- Rincian Latihan -
Ketik ulang dengan tepat sebagian teks tentang penutupan Unijaya. Mulailah pada kata-kata yang memuat "Kelima mantan dosen" dan berhentilah setelah "berdasarkan Undang-Undang Ketenagakerjaan.".

EXPRESI.co, BONTANG – Penutupan Universitas Trunajaya (Unijaya) di Bontang meninggalkan persoalan serius. Selain mahasiswa yang terkatung-katung karena ijazah tak kunjung keluar, lima mantan dosen kampus tersebut kini kembali menempuh jalur hukum. Mereka menuntut hak yang belum dibayarkan oleh pihak yayasan.
Kelima mantan dosen itu adalah Bilher Hutahaean, Raidon Hutahaean, Martopan Abdullah, Bachnur Effendi, dan Rosianton Herlambang. Semuanya pernah menjabat posisi penting dalam struktur kampus Unijaya. Kini mereka menunjuk Dortaty Simanjuntak sebagai kuasa hukum untuk melanjutkan perjuangan lewat kasasi ke Mahkamah Agung (MA).
Gugatan Dosen Ditolak PHI, Lanjut ke Kasasi
Proses hukum sebelumnya telah ditempuh melalui berbagai jalur, dari bipartit dan tripartit yang difasilitasi Dinas Tenaga Kerja (Disnaker), hingga ke Pengadilan Negeri Bontang. Namun saat memasuki Pengadilan Hubungan Industrial (PHI) Samarinda, gugatan mereka dinyatakan tidak bisa dilanjutkan karena status dosen dianggap bukan tenaga kerja berdasarkan Undang-Undang Ketenagakerjaan.

Entri elemen beranotasi:
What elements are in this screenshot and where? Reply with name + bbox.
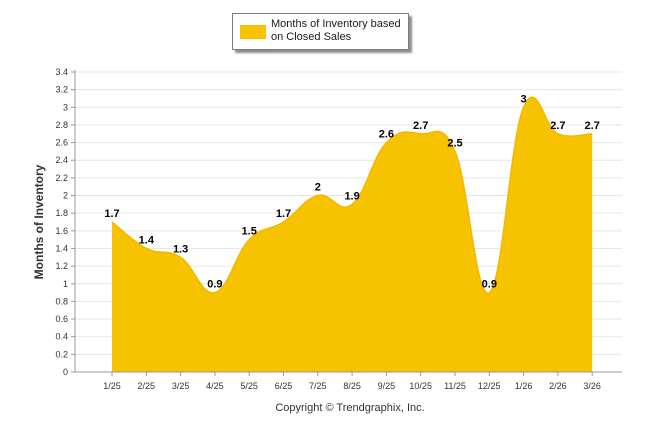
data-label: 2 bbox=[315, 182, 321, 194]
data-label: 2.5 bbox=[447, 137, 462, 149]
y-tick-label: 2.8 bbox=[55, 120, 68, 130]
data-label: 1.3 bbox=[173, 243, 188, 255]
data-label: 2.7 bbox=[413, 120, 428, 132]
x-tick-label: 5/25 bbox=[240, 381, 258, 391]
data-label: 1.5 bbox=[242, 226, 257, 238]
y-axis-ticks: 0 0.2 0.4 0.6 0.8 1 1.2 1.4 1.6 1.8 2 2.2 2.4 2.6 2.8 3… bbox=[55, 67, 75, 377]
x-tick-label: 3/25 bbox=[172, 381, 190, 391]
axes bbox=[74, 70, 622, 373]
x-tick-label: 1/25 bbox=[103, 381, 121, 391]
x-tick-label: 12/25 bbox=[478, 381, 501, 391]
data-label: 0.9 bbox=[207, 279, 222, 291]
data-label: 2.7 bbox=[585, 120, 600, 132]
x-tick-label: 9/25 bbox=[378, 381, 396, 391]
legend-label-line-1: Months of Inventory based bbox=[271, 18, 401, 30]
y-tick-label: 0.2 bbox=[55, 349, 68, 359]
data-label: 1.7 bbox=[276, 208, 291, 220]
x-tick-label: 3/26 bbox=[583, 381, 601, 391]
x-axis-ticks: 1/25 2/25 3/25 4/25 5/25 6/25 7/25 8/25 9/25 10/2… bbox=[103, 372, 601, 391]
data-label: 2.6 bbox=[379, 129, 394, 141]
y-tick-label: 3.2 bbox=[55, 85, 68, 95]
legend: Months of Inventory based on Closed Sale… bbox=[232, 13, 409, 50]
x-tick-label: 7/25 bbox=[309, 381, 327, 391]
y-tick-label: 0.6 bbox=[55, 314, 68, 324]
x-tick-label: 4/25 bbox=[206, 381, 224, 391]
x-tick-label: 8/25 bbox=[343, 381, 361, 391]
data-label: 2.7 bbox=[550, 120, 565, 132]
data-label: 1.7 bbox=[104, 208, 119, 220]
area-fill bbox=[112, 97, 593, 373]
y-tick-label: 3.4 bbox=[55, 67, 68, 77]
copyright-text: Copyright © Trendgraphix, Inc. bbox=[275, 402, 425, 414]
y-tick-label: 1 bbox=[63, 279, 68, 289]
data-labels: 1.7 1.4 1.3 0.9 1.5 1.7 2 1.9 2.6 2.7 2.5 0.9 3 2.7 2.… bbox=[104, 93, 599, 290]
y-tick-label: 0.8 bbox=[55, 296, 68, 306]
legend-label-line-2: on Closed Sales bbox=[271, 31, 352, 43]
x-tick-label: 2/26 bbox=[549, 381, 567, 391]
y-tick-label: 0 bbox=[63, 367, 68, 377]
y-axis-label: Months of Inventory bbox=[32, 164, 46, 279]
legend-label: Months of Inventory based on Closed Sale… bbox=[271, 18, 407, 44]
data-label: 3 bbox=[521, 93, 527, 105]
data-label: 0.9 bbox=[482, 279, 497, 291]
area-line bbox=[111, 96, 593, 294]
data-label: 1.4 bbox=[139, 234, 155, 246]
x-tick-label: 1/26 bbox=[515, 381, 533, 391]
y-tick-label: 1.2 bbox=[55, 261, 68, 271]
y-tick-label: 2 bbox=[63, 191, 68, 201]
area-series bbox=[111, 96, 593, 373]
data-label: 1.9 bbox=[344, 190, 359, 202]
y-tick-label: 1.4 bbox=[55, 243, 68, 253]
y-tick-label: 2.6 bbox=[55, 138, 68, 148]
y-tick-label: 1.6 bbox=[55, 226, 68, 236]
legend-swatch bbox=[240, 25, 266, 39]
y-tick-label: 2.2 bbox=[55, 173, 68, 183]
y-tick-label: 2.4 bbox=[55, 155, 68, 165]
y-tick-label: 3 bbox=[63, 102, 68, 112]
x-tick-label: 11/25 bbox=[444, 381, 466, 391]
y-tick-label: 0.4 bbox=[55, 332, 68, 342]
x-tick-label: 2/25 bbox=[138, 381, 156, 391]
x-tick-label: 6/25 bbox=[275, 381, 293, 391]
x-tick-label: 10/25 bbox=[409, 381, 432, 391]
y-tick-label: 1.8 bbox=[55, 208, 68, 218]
==
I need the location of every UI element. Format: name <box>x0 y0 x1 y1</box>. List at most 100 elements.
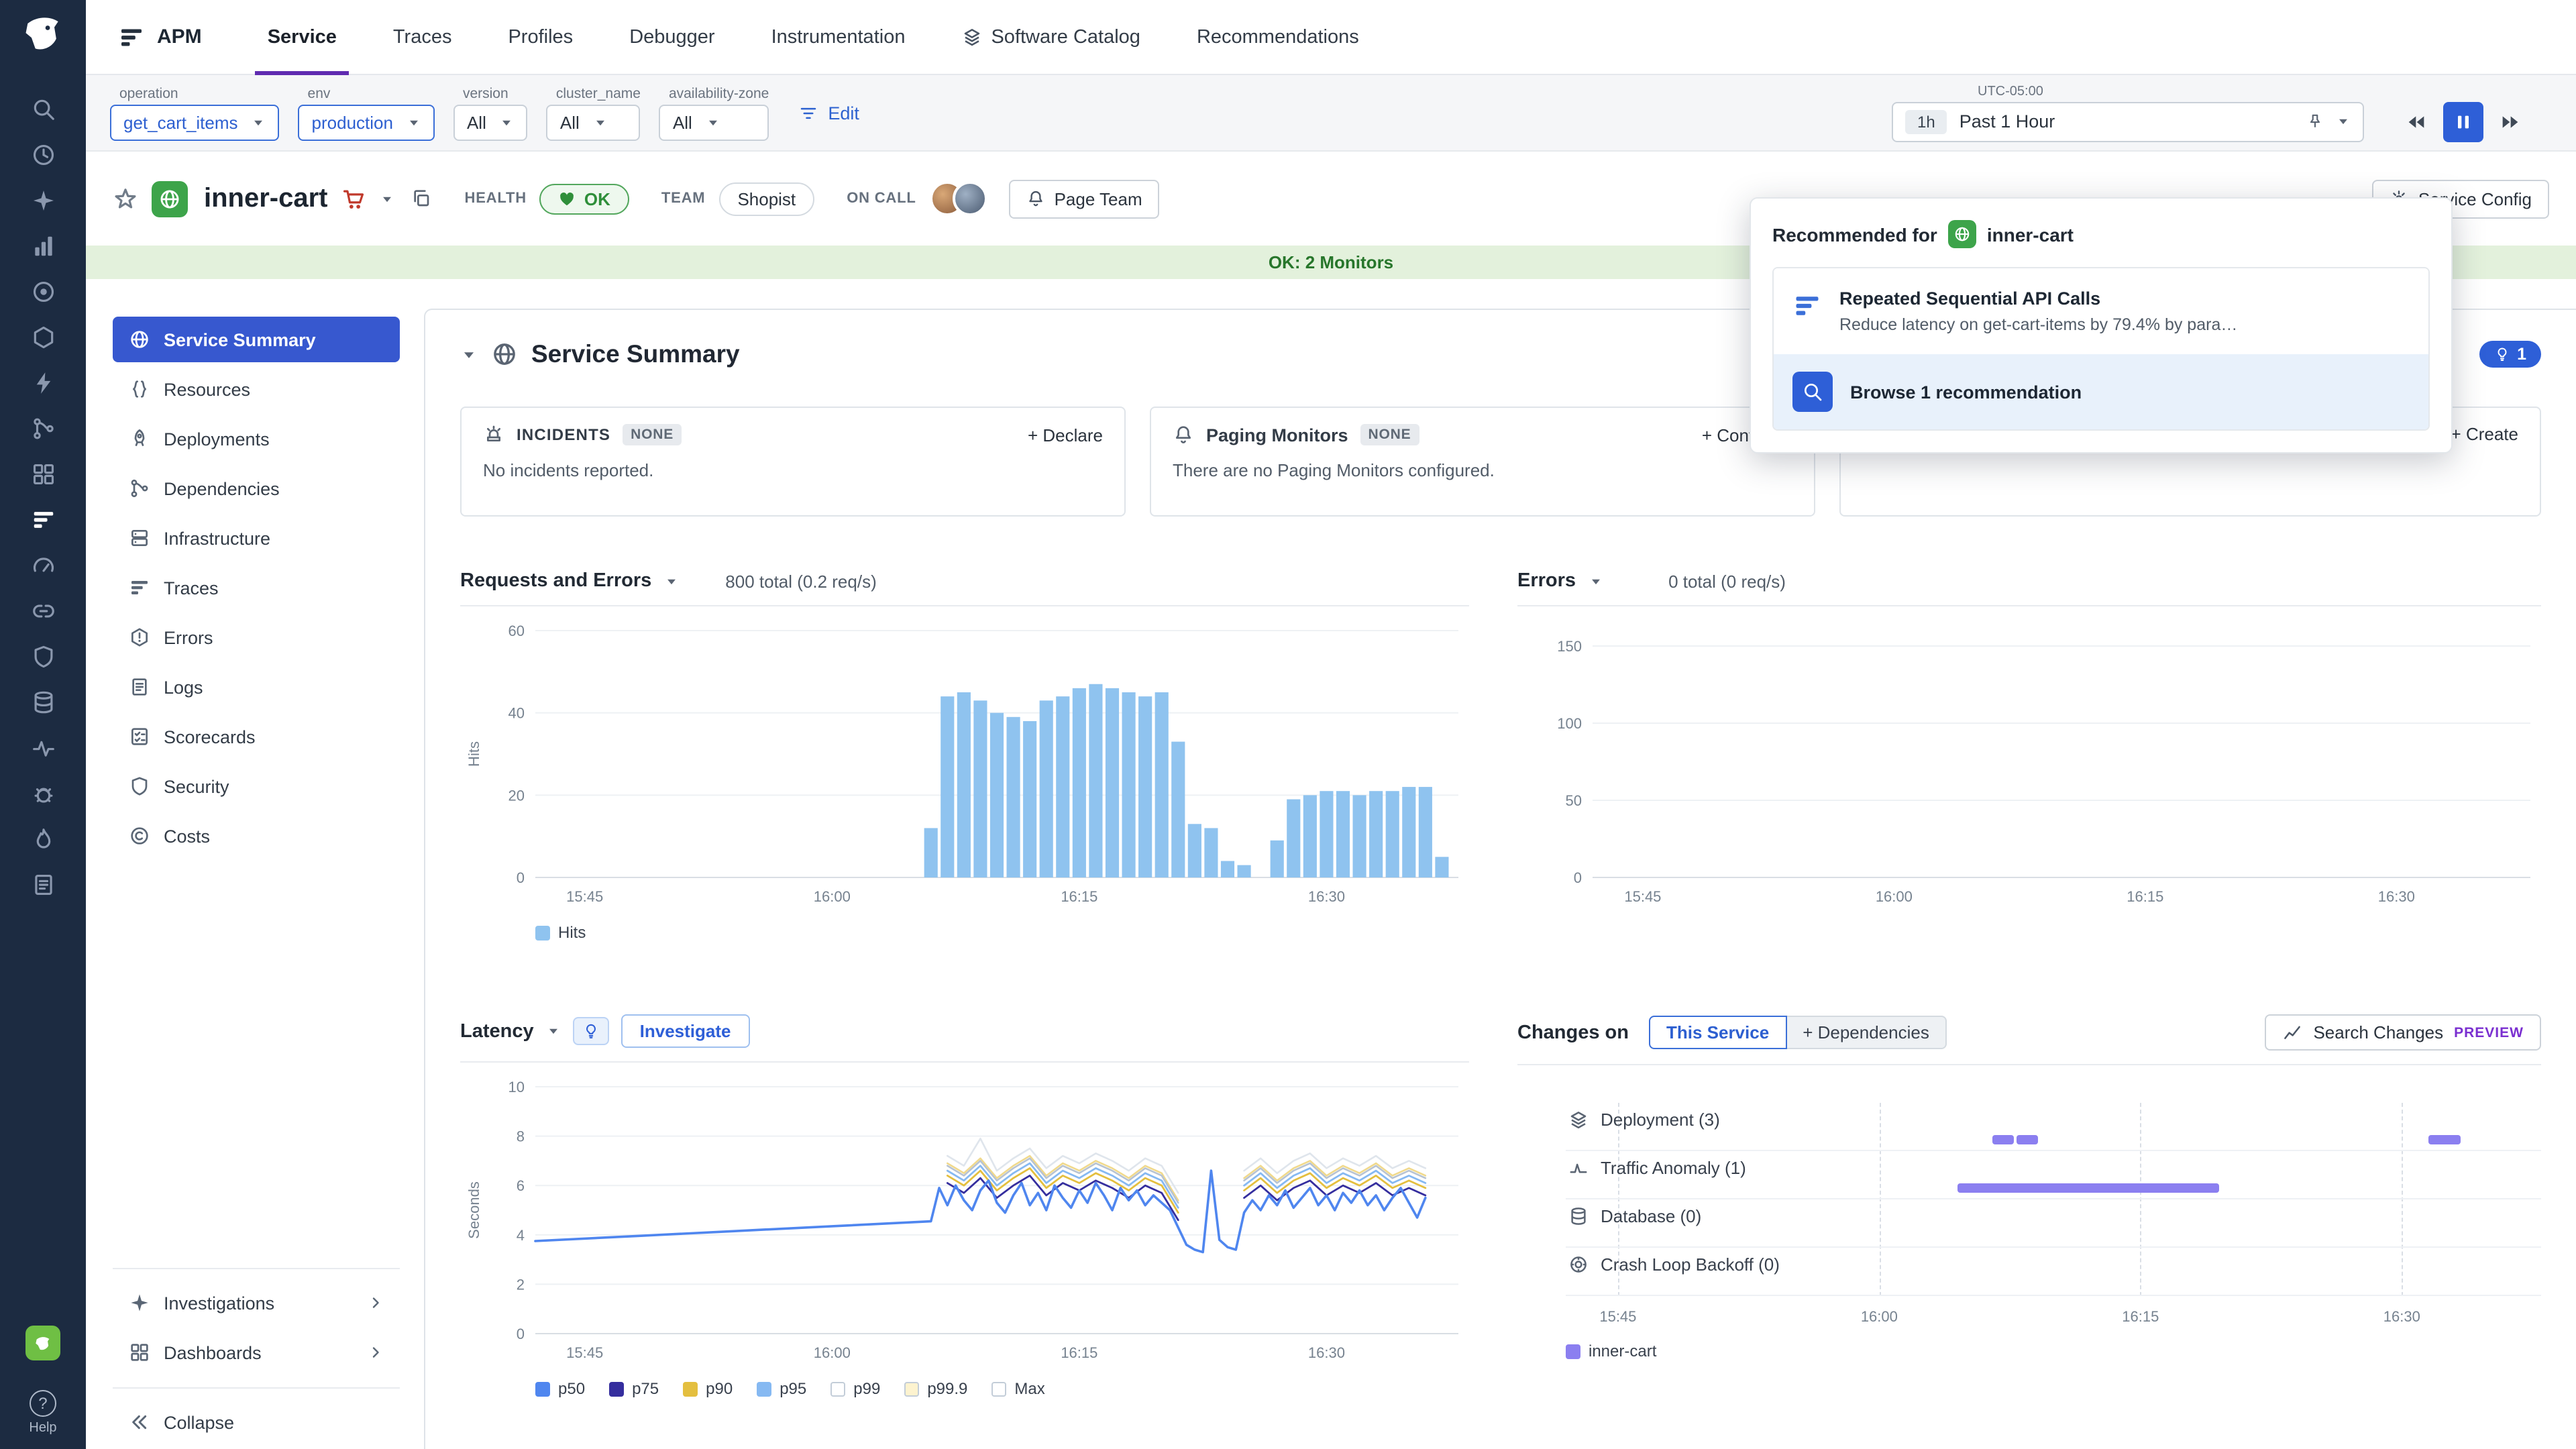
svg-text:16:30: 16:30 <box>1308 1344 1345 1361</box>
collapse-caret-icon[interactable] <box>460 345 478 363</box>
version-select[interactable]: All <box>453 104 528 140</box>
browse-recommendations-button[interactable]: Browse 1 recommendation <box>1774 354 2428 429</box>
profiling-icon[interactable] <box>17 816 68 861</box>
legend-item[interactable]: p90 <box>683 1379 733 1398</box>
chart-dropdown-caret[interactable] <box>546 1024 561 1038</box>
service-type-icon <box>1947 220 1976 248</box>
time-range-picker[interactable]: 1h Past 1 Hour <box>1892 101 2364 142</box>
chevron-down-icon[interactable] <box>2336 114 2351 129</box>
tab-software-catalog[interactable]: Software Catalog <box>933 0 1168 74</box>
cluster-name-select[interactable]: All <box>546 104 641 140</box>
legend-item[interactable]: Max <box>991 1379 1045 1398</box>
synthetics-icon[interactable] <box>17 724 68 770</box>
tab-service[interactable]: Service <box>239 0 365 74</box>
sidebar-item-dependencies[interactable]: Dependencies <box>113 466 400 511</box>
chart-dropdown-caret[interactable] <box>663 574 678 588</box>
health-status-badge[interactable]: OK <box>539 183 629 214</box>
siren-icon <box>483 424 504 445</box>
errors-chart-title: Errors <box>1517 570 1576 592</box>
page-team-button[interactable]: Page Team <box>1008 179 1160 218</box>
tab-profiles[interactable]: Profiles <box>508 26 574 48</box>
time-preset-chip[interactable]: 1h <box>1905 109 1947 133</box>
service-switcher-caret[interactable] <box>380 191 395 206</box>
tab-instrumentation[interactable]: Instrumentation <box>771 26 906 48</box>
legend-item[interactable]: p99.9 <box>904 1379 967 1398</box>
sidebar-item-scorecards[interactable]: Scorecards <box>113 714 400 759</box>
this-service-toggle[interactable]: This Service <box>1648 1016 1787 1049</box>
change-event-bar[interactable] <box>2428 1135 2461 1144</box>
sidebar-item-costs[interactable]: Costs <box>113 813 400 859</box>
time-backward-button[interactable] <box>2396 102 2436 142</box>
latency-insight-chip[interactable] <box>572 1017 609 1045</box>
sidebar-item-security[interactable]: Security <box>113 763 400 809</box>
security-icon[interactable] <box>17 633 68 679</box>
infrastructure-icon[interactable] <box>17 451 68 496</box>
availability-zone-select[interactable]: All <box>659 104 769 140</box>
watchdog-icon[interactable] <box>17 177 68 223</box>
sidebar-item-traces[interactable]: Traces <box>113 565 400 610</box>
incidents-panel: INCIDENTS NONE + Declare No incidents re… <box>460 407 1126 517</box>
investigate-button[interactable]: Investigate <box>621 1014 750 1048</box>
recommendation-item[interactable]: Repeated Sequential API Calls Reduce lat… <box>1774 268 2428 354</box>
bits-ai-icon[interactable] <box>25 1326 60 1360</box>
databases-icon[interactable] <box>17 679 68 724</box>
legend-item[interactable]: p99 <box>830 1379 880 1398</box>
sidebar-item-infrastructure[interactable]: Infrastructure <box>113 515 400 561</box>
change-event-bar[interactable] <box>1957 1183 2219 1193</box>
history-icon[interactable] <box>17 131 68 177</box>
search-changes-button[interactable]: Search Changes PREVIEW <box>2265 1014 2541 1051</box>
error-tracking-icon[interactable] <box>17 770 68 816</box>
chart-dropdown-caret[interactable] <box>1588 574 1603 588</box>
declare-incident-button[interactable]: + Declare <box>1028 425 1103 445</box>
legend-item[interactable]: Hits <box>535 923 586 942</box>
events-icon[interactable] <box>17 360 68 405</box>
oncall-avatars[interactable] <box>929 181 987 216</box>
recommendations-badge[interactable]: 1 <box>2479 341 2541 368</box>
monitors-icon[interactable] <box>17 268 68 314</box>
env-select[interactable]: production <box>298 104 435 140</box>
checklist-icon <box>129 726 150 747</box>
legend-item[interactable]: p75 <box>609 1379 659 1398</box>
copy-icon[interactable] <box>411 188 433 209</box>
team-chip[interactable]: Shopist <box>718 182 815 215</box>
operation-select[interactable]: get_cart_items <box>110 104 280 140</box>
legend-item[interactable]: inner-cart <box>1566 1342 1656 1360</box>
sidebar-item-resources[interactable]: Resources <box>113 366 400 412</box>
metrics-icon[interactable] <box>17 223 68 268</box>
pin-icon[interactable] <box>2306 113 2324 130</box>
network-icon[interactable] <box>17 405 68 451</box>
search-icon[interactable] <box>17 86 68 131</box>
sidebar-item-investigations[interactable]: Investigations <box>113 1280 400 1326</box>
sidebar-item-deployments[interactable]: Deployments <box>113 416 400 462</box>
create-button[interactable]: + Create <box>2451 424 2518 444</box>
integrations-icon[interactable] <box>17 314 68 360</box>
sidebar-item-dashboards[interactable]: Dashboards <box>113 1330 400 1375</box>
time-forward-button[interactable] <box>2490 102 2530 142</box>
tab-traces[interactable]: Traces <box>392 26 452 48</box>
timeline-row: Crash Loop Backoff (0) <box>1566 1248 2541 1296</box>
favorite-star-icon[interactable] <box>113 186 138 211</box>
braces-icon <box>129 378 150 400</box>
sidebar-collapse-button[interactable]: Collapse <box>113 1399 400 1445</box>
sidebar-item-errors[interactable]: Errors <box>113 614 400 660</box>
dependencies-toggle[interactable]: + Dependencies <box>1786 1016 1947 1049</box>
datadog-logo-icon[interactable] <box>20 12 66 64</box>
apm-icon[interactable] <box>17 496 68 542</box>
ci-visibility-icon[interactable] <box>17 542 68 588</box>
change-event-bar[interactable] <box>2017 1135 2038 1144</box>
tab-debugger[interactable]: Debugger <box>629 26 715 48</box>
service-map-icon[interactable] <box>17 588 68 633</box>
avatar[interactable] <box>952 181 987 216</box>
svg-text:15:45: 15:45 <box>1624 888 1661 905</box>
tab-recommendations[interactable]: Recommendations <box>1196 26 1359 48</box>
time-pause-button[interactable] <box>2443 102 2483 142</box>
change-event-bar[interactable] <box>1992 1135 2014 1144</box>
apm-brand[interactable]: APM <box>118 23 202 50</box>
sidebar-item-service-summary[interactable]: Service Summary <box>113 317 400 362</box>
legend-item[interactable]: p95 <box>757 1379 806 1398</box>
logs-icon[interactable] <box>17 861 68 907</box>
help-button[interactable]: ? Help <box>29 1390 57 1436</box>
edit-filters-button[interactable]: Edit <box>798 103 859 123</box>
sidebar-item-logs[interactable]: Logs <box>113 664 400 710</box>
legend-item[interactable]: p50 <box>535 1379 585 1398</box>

- Pembahasan Jawaban -
Kelima mantan dosen itu adalah Bilher Hutahaean, Raidon Hutahaean, Martopan Abdullah, Bachnur Effendi, dan Rosianton Herlambang. Semuanya pernah menjabat posisi penting dalam struktur kampus Unijaya. Kini mereka menunjuk Dortaty Simanjuntak sebagai kuasa hukum untuk melanjutkan perjuangan lewat kasasi ke Mahkamah Agung (MA).
Gugatan Dosen Ditolak PHI, Lanjut ke Kasasi
Proses hukum sebelumnya telah ditempuh melalui berbagai jalur, dari bipartit dan tripartit yang difasilitasi Dinas Tenaga Kerja (Disnaker), hingga ke Pengadilan Negeri Bontang. Namun saat memasuki Pengadilan Hubungan Industrial (PHI) Samarinda, gugatan mereka dinyatakan tidak bisa dilanjutkan karena status dosen dianggap bukan tenaga kerja berdasarkan Undang-Undang Ketenagakerjaan.